* _DIRECTION_
Without including any images, reproduce each entry exactly.

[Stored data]
↓↓↓

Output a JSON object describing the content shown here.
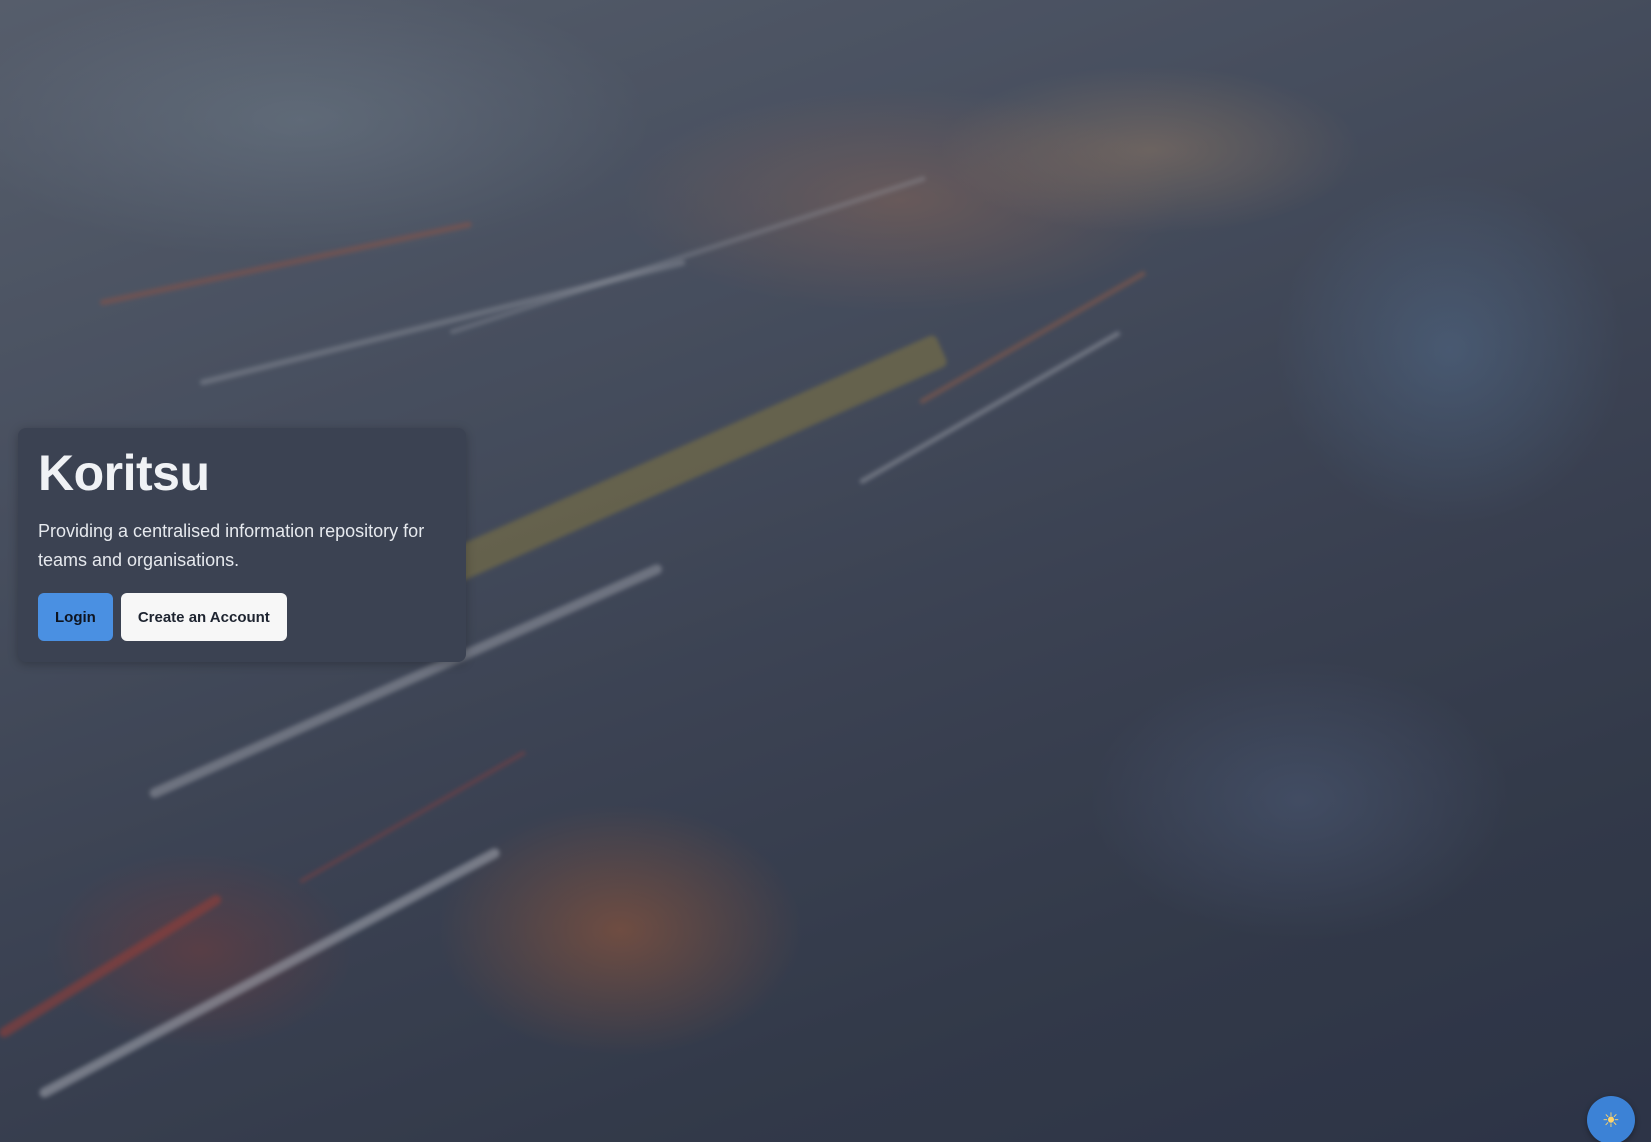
{
  "hero": {
    "title": "Koritsu",
    "description": "Providing a centralised information repository for teams and organisations.",
    "login_label": "Login",
    "create_account_label": "Create an Account"
  },
  "theme_toggle": {
    "icon": "sun-icon",
    "glyph": "☀"
  },
  "colors": {
    "primary": "#4a90e2",
    "card_bg": "#3b4252",
    "toggle_bg": "#3c82d6"
  }
}
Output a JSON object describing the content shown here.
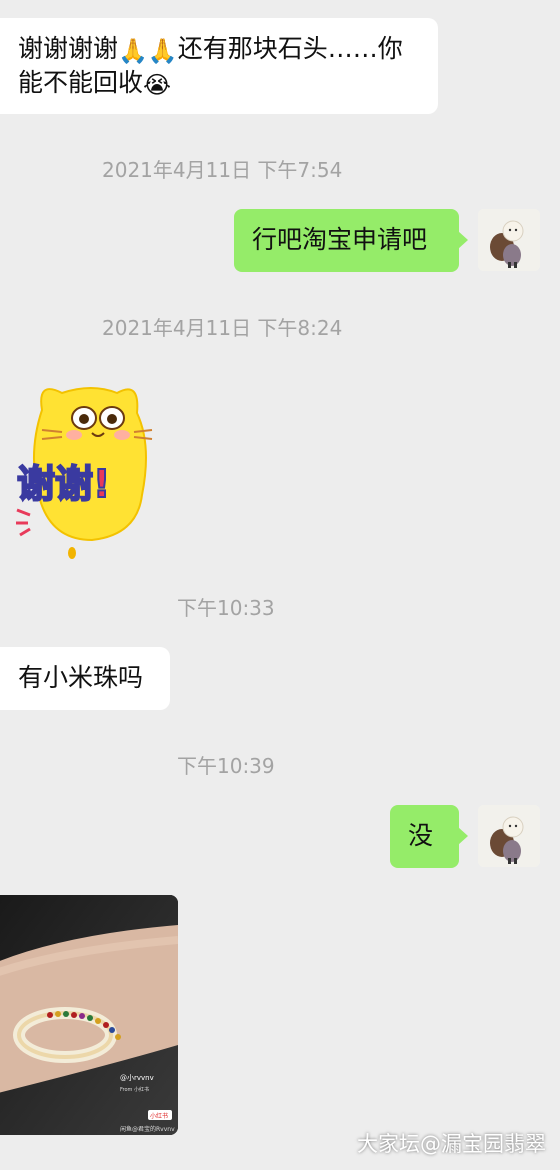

↑↑↑

* _FULL OUTPUT_
Output a JSON object describing the content shown here.
{
  "hero": {
    "title": "Koritsu",
    "description": "Providing a centralised information repository for teams and organisations.",
    "login_label": "Login",
    "create_account_label": "Create an Account"
  },
  "theme_toggle": {
    "icon": "sun-icon",
    "glyph": "☀"
  },
  "colors": {
    "primary": "#4a90e2",
    "card_bg": "#3b4252",
    "toggle_bg": "#3c82d6"
  }
}
Output a JSON object describing the content shown here.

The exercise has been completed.